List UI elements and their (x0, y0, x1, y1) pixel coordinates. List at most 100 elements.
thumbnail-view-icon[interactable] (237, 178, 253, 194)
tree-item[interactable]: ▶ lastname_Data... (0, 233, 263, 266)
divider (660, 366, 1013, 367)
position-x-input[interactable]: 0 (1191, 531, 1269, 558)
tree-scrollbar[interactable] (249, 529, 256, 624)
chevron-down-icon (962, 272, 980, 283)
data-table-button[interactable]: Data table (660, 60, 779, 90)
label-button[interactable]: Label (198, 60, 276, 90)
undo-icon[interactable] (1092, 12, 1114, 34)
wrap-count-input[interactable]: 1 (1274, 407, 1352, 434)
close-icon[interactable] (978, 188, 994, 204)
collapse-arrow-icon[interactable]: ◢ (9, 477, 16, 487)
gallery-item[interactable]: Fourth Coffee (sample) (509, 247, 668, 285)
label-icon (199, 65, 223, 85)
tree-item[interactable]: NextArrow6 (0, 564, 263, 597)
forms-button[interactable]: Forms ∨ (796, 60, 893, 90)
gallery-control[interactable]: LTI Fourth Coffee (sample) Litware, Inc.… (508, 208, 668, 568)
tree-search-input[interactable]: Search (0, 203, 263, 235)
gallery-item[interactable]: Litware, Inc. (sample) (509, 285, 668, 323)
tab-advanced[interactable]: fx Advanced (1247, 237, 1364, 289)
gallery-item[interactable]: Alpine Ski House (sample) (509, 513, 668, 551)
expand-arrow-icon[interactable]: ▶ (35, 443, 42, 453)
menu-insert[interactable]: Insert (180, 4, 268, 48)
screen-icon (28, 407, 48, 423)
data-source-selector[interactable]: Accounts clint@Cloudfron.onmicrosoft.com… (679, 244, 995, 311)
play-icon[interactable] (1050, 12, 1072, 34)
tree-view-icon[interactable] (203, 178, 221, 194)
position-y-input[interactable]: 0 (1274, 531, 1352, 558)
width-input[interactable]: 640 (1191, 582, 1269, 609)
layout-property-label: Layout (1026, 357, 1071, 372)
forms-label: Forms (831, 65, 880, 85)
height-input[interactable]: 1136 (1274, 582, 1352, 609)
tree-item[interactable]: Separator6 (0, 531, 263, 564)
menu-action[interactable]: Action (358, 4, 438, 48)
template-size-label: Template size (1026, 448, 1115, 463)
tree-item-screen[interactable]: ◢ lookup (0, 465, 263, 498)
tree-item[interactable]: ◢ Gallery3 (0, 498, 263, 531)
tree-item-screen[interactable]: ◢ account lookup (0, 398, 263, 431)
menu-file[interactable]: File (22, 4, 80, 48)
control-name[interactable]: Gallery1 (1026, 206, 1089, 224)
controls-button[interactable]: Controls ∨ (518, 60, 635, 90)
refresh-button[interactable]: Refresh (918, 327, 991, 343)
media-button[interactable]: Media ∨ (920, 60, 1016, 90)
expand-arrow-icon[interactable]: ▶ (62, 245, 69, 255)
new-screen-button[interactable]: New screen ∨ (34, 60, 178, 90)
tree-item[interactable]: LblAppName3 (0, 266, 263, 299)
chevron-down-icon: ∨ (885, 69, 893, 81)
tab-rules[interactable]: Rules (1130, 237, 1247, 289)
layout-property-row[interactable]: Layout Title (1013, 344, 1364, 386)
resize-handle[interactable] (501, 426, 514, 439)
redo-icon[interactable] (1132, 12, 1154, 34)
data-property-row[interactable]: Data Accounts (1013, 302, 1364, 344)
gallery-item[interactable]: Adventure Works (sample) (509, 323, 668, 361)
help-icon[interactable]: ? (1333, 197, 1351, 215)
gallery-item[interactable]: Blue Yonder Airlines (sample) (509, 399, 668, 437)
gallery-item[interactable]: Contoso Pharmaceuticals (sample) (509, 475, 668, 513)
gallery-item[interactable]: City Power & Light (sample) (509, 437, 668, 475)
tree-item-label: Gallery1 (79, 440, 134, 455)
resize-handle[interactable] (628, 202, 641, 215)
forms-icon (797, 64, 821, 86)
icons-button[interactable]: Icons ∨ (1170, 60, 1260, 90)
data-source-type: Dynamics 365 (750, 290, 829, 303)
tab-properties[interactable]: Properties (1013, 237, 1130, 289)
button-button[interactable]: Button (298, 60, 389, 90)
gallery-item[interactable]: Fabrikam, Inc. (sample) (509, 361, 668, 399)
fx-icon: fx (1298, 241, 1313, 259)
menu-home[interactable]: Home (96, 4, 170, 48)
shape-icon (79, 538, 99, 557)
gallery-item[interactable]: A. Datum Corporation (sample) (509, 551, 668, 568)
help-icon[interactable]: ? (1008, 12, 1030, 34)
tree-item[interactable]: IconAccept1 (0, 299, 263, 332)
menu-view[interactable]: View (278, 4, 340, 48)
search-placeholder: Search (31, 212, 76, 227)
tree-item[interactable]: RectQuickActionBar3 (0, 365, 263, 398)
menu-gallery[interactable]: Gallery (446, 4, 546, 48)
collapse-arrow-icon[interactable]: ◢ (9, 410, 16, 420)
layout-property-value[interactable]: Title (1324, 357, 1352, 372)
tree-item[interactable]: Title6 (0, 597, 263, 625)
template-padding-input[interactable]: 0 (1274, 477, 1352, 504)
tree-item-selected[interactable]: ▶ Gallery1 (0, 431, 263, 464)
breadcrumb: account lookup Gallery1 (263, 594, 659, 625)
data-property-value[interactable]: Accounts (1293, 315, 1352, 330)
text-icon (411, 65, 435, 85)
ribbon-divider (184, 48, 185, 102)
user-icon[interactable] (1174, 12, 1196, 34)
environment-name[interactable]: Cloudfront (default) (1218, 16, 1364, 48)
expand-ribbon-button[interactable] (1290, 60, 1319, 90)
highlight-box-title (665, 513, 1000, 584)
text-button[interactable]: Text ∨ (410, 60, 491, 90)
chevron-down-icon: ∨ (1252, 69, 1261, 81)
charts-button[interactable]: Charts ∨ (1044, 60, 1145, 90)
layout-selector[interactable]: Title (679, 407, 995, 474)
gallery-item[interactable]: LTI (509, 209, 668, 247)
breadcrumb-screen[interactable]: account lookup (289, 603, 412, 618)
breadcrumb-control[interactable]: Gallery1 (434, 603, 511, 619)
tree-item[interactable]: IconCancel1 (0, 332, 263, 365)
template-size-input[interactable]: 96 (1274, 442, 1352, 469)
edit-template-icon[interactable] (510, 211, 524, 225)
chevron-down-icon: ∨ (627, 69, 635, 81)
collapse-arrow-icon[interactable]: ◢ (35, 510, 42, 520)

Written problem: Could you write out everything from the start of the material down through the line containing "tree-item-screen[interactable]: ◢ lookup", swapping "gallery-item" for "list-item" and leaving all else unchanged?

Task answer:
List UI elements and their (x0, y0, x1, y1) pixel coordinates. List at most 100 elements.
thumbnail-view-icon[interactable] (237, 178, 253, 194)
tree-item[interactable]: ▶ lastname_Data... (0, 233, 263, 266)
divider (660, 366, 1013, 367)
position-x-input[interactable]: 0 (1191, 531, 1269, 558)
tree-scrollbar[interactable] (249, 529, 256, 624)
chevron-down-icon (962, 272, 980, 283)
data-table-button[interactable]: Data table (660, 60, 779, 90)
label-button[interactable]: Label (198, 60, 276, 90)
undo-icon[interactable] (1092, 12, 1114, 34)
wrap-count-input[interactable]: 1 (1274, 407, 1352, 434)
close-icon[interactable] (978, 188, 994, 204)
collapse-arrow-icon[interactable]: ◢ (9, 477, 16, 487)
list-item[interactable]: Fourth Coffee (sample) (509, 247, 668, 285)
label-icon (199, 65, 223, 85)
tree-item[interactable]: NextArrow6 (0, 564, 263, 597)
forms-button[interactable]: Forms ∨ (796, 60, 893, 90)
gallery-control[interactable]: LTI Fourth Coffee (sample) Litware, Inc.… (508, 208, 668, 568)
tree-search-input[interactable]: Search (0, 203, 263, 235)
list-item[interactable]: Litware, Inc. (sample) (509, 285, 668, 323)
tab-advanced[interactable]: fx Advanced (1247, 237, 1364, 289)
list-item[interactable]: Alpine Ski House (sample) (509, 513, 668, 551)
expand-arrow-icon[interactable]: ▶ (35, 443, 42, 453)
menu-insert[interactable]: Insert (180, 4, 268, 48)
screen-icon (28, 407, 48, 423)
data-source-selector[interactable]: Accounts clint@Cloudfron.onmicrosoft.com… (679, 244, 995, 311)
play-icon[interactable] (1050, 12, 1072, 34)
tree-view-icon[interactable] (203, 178, 221, 194)
position-y-input[interactable]: 0 (1274, 531, 1352, 558)
width-input[interactable]: 640 (1191, 582, 1269, 609)
layout-property-label: Layout (1026, 357, 1071, 372)
forms-label: Forms (831, 65, 880, 85)
height-input[interactable]: 1136 (1274, 582, 1352, 609)
tree-item[interactable]: Separator6 (0, 531, 263, 564)
menu-action[interactable]: Action (358, 4, 438, 48)
template-size-label: Template size (1026, 448, 1115, 463)
tree-item-screen[interactable]: ◢ lookup (0, 465, 263, 498)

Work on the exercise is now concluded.